##### Extracted material #####

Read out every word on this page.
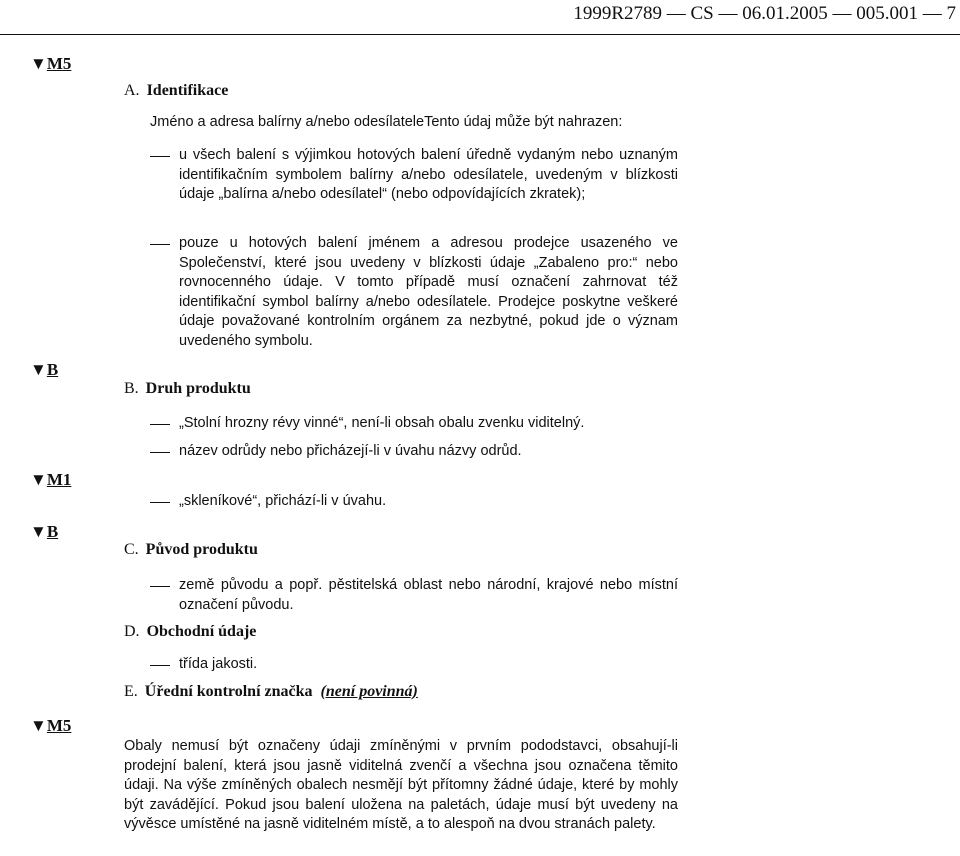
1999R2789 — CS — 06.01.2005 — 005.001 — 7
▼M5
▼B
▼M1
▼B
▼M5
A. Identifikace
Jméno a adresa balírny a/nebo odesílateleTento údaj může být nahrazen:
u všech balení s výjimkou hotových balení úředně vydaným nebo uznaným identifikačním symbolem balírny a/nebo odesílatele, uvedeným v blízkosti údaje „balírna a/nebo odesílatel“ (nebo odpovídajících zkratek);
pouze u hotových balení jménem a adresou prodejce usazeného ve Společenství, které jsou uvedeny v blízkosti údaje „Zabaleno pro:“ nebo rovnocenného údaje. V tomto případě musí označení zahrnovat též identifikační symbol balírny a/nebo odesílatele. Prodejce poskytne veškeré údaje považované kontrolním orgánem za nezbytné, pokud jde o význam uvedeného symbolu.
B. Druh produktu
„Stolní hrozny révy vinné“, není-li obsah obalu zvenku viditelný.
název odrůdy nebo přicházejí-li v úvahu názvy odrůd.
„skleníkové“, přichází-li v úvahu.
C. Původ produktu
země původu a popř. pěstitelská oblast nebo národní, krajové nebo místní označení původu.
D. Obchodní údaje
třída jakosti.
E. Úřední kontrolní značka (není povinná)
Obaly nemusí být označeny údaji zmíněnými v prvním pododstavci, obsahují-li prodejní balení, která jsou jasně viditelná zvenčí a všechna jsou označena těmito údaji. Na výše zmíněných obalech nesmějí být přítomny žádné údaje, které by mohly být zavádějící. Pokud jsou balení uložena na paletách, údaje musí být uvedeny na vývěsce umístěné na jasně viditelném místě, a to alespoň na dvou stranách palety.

#####

Copy the whole listing above word for word but do not carry over the pictures.

Answer:
Read out every word on this page.
1999R2789 — CS — 06.01.2005 — 005.001 — 7
▼M5
▼B
▼M1
▼B
▼M5
A. Identifikace
Jméno a adresa balírny a/nebo odesílateleTento údaj může být nahrazen:
u všech balení s výjimkou hotových balení úředně vydaným nebo uznaným identifikačním symbolem balírny a/nebo odesílatele, uvedeným v blízkosti údaje „balírna a/nebo odesílatel“ (nebo odpovídajících zkratek);
pouze u hotových balení jménem a adresou prodejce usazeného ve Společenství, které jsou uvedeny v blízkosti údaje „Zabaleno pro:“ nebo rovnocenného údaje. V tomto případě musí označení zahrnovat též identifikační symbol balírny a/nebo odesílatele. Prodejce poskytne veškeré údaje považované kontrolním orgánem za nezbytné, pokud jde o význam uvedeného symbolu.
B. Druh produktu
„Stolní hrozny révy vinné“, není-li obsah obalu zvenku viditelný.
název odrůdy nebo přicházejí-li v úvahu názvy odrůd.
„skleníkové“, přichází-li v úvahu.
C. Původ produktu
země původu a popř. pěstitelská oblast nebo národní, krajové nebo místní označení původu.
D. Obchodní údaje
třída jakosti.
E. Úřední kontrolní značka (není povinná)
Obaly nemusí být označeny údaji zmíněnými v prvním pododstavci, obsahují-li prodejní balení, která jsou jasně viditelná zvenčí a všechna jsou označena těmito údaji. Na výše zmíněných obalech nesmějí být přítomny žádné údaje, které by mohly být zavádějící. Pokud jsou balení uložena na paletách, údaje musí být uvedeny na vývěsce umístěné na jasně viditelném místě, a to alespoň na dvou stranách palety.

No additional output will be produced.